**EXERCISE REQUIREMENTS**
Which lines below contain the string "last"? List each one in full, treating uppercase and lowercase as different.
--
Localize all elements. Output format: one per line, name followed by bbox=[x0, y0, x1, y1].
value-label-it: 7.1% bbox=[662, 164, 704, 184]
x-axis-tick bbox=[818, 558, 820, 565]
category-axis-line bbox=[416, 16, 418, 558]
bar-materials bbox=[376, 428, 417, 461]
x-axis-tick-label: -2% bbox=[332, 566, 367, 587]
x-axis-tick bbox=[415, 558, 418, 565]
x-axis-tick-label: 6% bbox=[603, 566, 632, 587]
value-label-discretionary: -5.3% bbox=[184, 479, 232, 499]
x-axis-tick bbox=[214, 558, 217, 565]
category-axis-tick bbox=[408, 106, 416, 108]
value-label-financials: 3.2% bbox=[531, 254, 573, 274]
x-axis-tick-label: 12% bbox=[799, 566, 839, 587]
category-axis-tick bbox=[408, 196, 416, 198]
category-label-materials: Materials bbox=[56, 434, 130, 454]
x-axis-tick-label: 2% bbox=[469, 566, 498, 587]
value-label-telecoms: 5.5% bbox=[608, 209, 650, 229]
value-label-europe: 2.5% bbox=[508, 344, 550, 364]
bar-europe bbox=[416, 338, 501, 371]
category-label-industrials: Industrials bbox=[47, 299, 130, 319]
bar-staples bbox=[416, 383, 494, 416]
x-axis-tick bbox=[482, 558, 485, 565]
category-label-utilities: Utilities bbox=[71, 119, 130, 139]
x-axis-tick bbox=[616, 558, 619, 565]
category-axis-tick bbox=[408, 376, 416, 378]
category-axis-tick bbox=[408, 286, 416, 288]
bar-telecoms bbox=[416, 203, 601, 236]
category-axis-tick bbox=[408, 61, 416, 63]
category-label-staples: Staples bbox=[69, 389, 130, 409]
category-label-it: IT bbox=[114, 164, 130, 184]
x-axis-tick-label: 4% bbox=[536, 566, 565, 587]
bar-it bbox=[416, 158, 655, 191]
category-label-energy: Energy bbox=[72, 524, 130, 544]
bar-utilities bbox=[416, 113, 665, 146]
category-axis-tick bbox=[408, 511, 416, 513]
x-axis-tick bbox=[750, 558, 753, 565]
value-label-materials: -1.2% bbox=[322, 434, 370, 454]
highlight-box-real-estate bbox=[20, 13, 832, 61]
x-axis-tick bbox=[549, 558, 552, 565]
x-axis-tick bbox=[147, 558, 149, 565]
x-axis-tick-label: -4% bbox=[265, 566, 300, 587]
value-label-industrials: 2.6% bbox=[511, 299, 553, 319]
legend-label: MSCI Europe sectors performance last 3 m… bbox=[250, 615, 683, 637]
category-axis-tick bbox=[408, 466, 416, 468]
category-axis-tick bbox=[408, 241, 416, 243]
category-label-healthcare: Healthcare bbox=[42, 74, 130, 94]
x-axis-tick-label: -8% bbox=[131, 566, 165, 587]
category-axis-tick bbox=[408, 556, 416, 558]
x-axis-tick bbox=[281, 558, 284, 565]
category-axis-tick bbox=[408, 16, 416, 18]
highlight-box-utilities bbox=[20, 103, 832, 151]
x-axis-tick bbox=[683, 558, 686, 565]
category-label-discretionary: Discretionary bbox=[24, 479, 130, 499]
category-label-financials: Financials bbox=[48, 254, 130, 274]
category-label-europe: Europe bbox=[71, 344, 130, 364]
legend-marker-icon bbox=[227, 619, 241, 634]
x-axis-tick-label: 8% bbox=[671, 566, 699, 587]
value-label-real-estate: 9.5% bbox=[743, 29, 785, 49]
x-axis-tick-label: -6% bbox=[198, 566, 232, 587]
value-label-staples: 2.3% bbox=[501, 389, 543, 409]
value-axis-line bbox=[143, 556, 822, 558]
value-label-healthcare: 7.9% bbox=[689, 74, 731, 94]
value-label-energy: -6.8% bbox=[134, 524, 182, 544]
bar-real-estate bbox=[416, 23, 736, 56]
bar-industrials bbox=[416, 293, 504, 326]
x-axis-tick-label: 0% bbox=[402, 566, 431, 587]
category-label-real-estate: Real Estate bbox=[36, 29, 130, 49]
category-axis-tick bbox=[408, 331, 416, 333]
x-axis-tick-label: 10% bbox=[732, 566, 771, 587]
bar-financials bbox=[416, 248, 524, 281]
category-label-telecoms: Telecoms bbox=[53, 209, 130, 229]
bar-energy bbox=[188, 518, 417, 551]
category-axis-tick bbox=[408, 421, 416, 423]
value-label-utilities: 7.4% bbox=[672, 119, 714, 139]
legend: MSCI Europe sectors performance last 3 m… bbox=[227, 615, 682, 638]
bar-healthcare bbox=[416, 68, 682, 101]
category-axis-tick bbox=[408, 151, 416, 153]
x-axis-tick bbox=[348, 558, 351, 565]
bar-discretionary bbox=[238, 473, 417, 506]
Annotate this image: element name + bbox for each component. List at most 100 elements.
--
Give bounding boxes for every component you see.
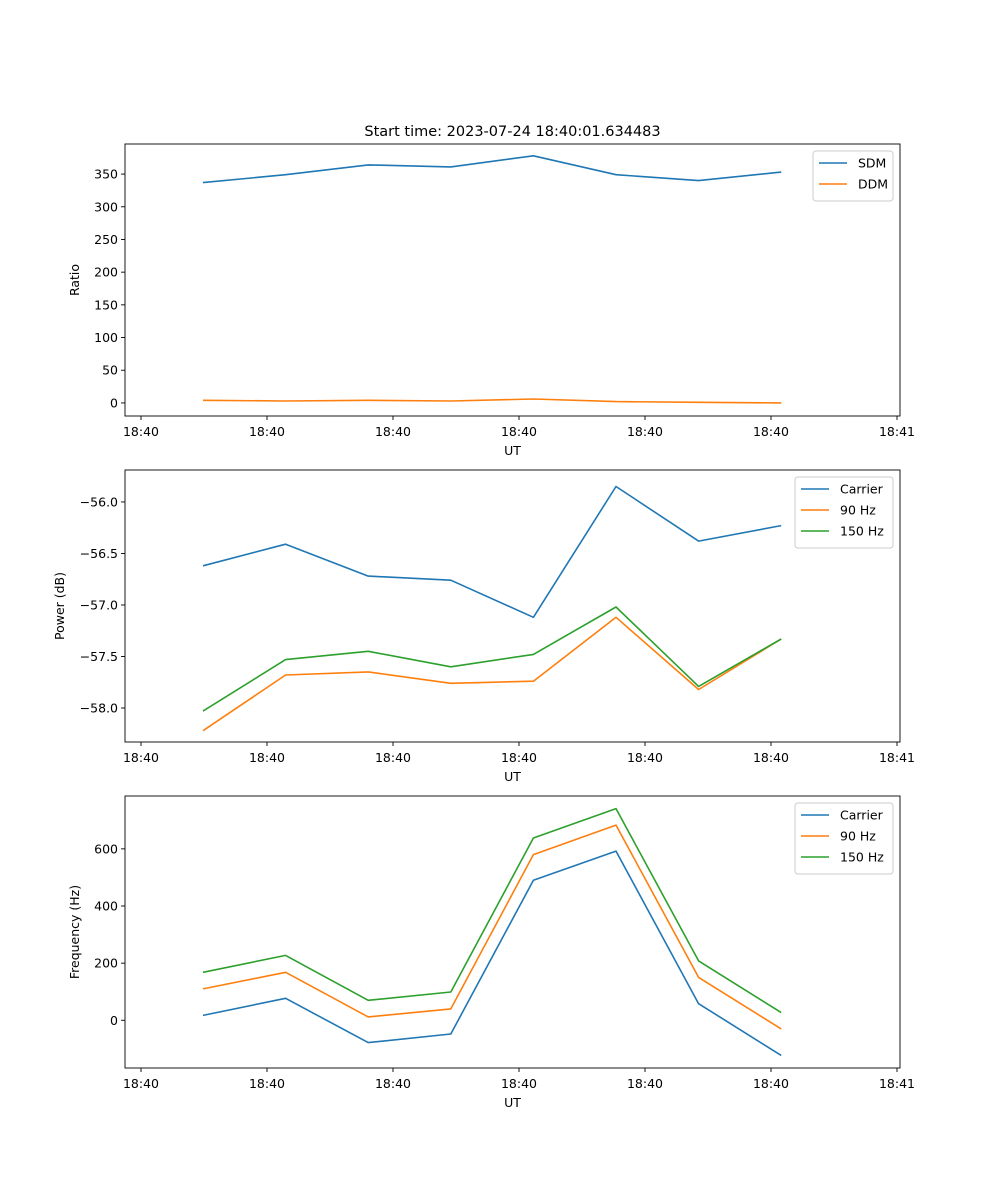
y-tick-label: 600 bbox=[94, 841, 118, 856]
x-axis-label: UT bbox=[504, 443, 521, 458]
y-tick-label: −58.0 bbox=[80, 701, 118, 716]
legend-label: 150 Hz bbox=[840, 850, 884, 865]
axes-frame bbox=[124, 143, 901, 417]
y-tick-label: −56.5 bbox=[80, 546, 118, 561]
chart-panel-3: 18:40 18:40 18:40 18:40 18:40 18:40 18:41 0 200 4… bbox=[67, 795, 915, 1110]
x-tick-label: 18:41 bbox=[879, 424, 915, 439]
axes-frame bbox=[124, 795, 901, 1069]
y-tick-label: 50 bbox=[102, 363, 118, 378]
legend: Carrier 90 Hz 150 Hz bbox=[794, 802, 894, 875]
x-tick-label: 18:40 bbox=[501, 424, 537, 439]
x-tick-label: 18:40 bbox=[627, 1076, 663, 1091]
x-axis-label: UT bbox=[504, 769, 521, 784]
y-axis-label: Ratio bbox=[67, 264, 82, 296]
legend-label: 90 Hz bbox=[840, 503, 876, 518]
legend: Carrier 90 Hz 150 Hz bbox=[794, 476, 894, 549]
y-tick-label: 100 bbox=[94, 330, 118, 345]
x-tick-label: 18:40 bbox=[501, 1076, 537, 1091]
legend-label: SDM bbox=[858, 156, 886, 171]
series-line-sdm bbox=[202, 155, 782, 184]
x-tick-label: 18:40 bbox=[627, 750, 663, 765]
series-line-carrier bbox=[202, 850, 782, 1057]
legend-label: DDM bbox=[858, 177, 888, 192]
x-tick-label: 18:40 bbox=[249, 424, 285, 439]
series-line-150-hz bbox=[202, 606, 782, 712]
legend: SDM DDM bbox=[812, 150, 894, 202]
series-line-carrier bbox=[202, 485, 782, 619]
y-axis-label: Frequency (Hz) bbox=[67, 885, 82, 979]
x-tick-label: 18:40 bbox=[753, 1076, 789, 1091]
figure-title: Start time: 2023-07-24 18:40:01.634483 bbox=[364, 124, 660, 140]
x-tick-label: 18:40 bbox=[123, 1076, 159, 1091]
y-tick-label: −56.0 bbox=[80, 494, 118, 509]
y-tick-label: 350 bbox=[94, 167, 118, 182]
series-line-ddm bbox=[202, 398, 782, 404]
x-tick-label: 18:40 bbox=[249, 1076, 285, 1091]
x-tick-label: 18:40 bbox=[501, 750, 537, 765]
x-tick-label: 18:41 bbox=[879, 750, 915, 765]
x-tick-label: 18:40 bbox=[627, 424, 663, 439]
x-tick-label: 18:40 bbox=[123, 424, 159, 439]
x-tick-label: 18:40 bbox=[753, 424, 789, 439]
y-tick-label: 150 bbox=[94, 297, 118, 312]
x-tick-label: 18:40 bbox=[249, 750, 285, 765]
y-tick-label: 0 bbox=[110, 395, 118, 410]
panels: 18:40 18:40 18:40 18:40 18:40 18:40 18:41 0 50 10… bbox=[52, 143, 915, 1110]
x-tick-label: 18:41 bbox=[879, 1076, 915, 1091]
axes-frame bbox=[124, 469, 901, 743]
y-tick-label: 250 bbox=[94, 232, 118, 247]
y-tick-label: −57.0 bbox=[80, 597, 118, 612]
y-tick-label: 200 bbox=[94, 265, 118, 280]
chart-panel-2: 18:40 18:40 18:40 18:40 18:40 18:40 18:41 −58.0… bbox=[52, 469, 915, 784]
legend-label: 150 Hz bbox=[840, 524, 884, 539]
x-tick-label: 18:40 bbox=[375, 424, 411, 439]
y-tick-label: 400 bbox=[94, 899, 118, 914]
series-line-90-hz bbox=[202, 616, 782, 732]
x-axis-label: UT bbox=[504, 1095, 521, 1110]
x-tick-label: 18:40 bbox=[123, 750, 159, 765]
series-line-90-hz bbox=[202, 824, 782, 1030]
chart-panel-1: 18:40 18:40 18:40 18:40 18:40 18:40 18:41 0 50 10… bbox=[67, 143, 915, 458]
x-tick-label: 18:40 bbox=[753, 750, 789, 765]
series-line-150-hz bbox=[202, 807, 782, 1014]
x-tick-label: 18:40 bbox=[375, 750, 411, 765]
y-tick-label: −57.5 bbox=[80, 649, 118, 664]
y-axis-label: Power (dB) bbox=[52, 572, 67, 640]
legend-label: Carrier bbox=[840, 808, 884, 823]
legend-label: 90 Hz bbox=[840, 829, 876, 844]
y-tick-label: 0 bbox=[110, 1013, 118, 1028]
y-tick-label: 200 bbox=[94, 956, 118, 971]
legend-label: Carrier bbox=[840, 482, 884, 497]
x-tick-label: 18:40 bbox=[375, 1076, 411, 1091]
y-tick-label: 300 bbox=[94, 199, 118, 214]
--
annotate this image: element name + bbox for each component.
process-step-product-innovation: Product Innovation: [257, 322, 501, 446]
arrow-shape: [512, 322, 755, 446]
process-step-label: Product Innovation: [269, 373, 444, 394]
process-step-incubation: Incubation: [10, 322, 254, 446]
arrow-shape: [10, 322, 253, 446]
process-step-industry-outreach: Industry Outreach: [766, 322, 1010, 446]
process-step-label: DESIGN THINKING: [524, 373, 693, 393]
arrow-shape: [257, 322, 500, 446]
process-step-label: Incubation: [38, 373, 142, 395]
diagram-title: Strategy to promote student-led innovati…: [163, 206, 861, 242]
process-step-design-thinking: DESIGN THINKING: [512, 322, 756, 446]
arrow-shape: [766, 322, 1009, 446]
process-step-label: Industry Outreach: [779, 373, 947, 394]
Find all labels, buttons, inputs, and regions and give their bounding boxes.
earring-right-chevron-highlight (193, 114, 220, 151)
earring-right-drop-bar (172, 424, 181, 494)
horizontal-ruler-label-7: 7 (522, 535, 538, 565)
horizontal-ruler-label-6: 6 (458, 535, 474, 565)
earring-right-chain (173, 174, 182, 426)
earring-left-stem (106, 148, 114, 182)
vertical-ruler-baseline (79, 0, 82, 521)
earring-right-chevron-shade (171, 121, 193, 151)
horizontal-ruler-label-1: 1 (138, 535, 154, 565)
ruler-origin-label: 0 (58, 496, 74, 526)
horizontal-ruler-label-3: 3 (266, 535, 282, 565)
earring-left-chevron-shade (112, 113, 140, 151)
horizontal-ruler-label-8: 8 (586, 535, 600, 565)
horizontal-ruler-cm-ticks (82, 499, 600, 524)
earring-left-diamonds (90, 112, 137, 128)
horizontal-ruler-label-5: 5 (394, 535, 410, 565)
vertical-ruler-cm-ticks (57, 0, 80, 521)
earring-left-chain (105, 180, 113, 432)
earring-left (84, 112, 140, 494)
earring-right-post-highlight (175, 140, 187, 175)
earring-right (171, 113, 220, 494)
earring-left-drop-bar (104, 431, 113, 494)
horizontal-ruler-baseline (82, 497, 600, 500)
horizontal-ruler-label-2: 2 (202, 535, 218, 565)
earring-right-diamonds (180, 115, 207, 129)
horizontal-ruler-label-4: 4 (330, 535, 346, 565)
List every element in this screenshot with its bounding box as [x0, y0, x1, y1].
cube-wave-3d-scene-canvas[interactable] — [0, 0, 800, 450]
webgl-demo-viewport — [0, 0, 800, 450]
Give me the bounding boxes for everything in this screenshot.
--
**FINAL RESULT**
legend-label: MSCI Europe sectors performance last 3 m… bbox=[250, 615, 683, 637]
legend: MSCI Europe sectors performance last 3 m… bbox=[227, 615, 682, 638]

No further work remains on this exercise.